### [Data extracted from a collection]
----------------

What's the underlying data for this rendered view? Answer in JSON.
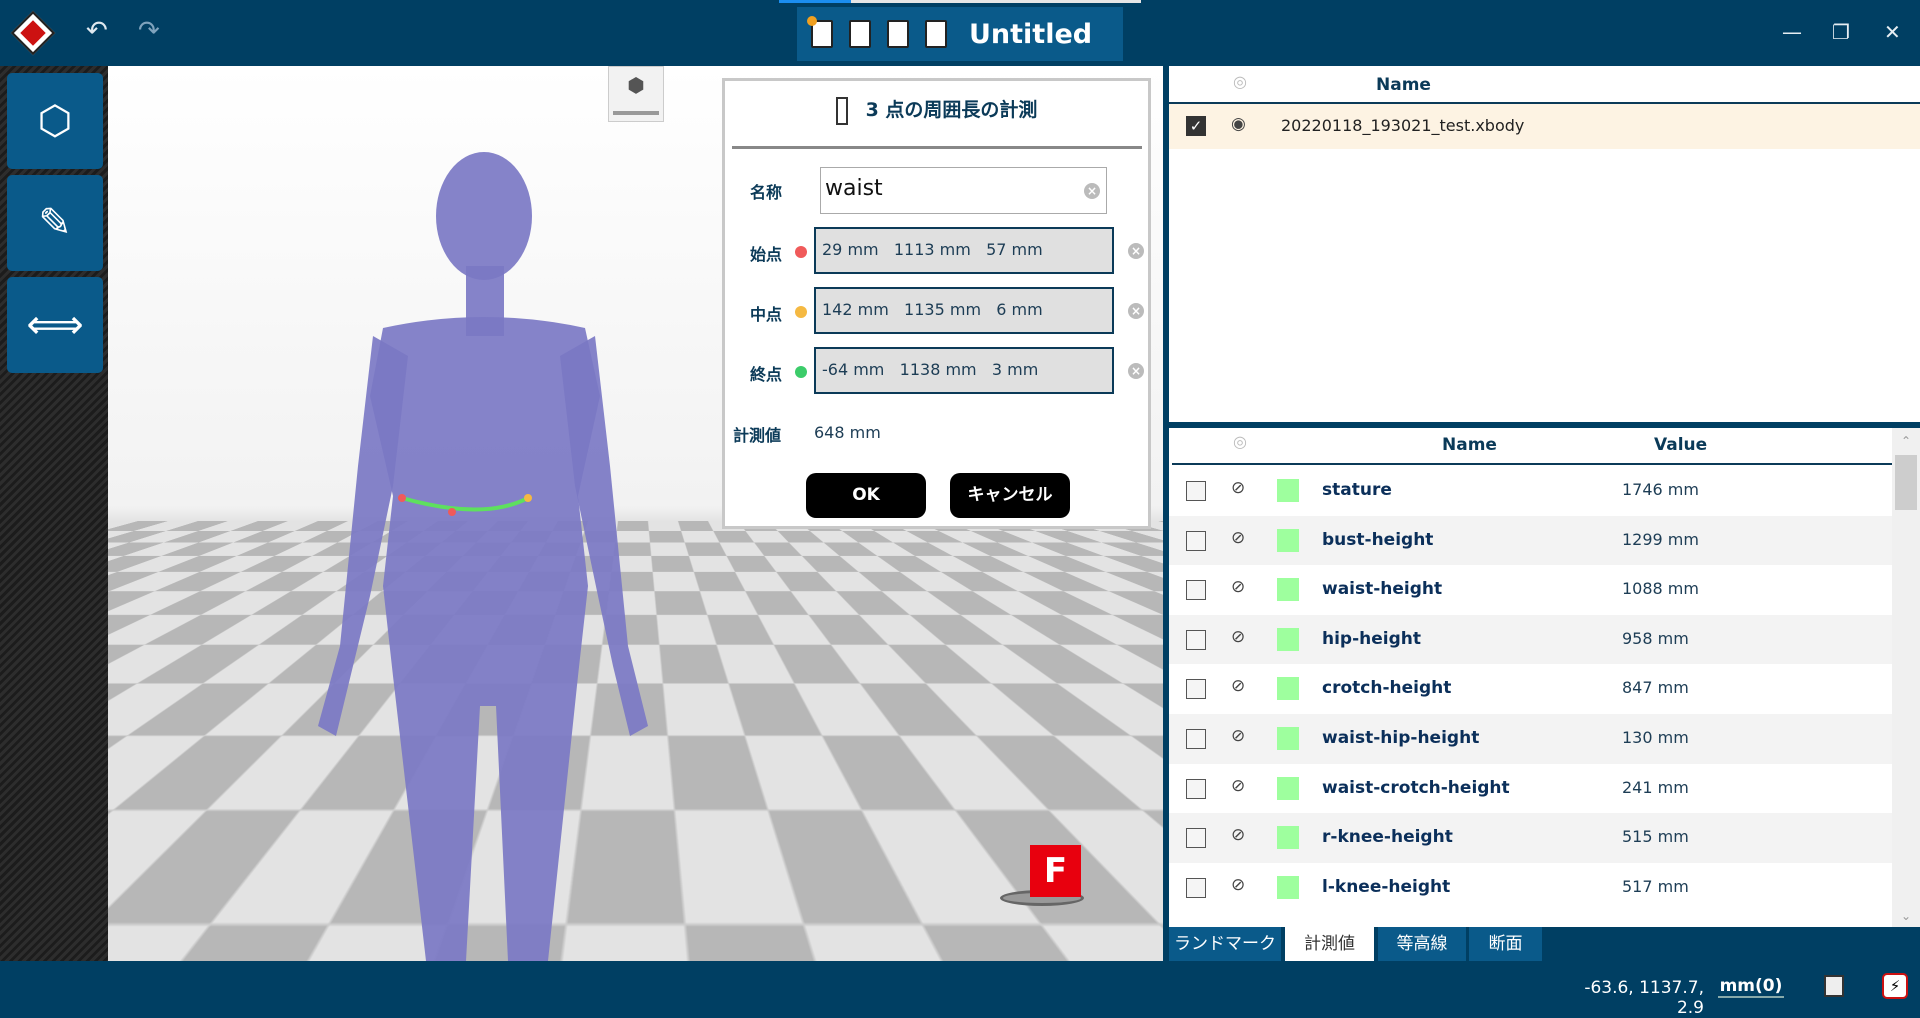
{
  "titlebar": {
    "title": "Untitled",
    "icons": [
      "app-logo",
      "undo-icon",
      "redo-icon",
      "new-file-icon",
      "open-file-icon",
      "save-icon",
      "save-as-icon"
    ],
    "window_controls": [
      "minimize",
      "restore",
      "close"
    ]
  },
  "left_toolbar": {
    "buttons": [
      "shapes-icon",
      "pencil-ruler-icon",
      "arrows-horizontal-icon"
    ]
  },
  "viewport": {
    "orientation_marker": "F"
  },
  "dialog": {
    "title": "3 点の周囲長の計測",
    "name_label": "名称",
    "name_value": "waist",
    "points": [
      {
        "label": "始点",
        "value": "29 mm   1113 mm   57 mm",
        "color": "#f05a5a"
      },
      {
        "label": "中点",
        "value": "142 mm   1135 mm   6 mm",
        "color": "#f5b942"
      },
      {
        "label": "終点",
        "value": "-64 mm   1138 mm   3 mm",
        "color": "#3ccc6a"
      }
    ],
    "result_label": "計測値",
    "result_value": "648 mm",
    "ok": "OK",
    "cancel": "キャンセル"
  },
  "files": {
    "header_name": "Name",
    "rows": [
      {
        "name": "20220118_193021_test.xbody",
        "checked": true,
        "visible": true
      }
    ]
  },
  "measurements": {
    "header_name": "Name",
    "header_value": "Value",
    "swatch_color": "#9eff9e",
    "rows": [
      {
        "name": "stature",
        "value": "1746 mm"
      },
      {
        "name": "bust-height",
        "value": "1299 mm"
      },
      {
        "name": "waist-height",
        "value": "1088 mm"
      },
      {
        "name": "hip-height",
        "value": "958 mm"
      },
      {
        "name": "crotch-height",
        "value": "847 mm"
      },
      {
        "name": "waist-hip-height",
        "value": "130 mm"
      },
      {
        "name": "waist-crotch-height",
        "value": "241 mm"
      },
      {
        "name": "r-knee-height",
        "value": "515 mm"
      },
      {
        "name": "l-knee-height",
        "value": "517 mm"
      }
    ]
  },
  "tabs": [
    {
      "label": "ランドマーク"
    },
    {
      "label": "計測値",
      "active": true
    },
    {
      "label": "等高線"
    },
    {
      "label": "断面"
    }
  ],
  "status": {
    "coords": "-63.6, 1137.7, 2.9",
    "unit": "mm(0)"
  }
}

----------------

### [Written exercise]
Reproduce the material in its entirety and word for word, without the pictures.

### [In response]
What's the underlying data for this rendered view? Answer in JSON.
{
  "titlebar": {
    "title": "Untitled",
    "icons": [
      "app-logo",
      "undo-icon",
      "redo-icon",
      "new-file-icon",
      "open-file-icon",
      "save-icon",
      "save-as-icon"
    ],
    "window_controls": [
      "minimize",
      "restore",
      "close"
    ]
  },
  "left_toolbar": {
    "buttons": [
      "shapes-icon",
      "pencil-ruler-icon",
      "arrows-horizontal-icon"
    ]
  },
  "viewport": {
    "orientation_marker": "F"
  },
  "dialog": {
    "title": "3 点の周囲長の計測",
    "name_label": "名称",
    "name_value": "waist",
    "points": [
      {
        "label": "始点",
        "value": "29 mm   1113 mm   57 mm",
        "color": "#f05a5a"
      },
      {
        "label": "中点",
        "value": "142 mm   1135 mm   6 mm",
        "color": "#f5b942"
      },
      {
        "label": "終点",
        "value": "-64 mm   1138 mm   3 mm",
        "color": "#3ccc6a"
      }
    ],
    "result_label": "計測値",
    "result_value": "648 mm",
    "ok": "OK",
    "cancel": "キャンセル"
  },
  "files": {
    "header_name": "Name",
    "rows": [
      {
        "name": "20220118_193021_test.xbody",
        "checked": true,
        "visible": true
      }
    ]
  },
  "measurements": {
    "header_name": "Name",
    "header_value": "Value",
    "swatch_color": "#9eff9e",
    "rows": [
      {
        "name": "stature",
        "value": "1746 mm"
      },
      {
        "name": "bust-height",
        "value": "1299 mm"
      },
      {
        "name": "waist-height",
        "value": "1088 mm"
      },
      {
        "name": "hip-height",
        "value": "958 mm"
      },
      {
        "name": "crotch-height",
        "value": "847 mm"
      },
      {
        "name": "waist-hip-height",
        "value": "130 mm"
      },
      {
        "name": "waist-crotch-height",
        "value": "241 mm"
      },
      {
        "name": "r-knee-height",
        "value": "515 mm"
      },
      {
        "name": "l-knee-height",
        "value": "517 mm"
      }
    ]
  },
  "tabs": [
    {
      "label": "ランドマーク"
    },
    {
      "label": "計測値",
      "active": true
    },
    {
      "label": "等高線"
    },
    {
      "label": "断面"
    }
  ],
  "status": {
    "coords": "-63.6, 1137.7, 2.9",
    "unit": "mm(0)"
  }
}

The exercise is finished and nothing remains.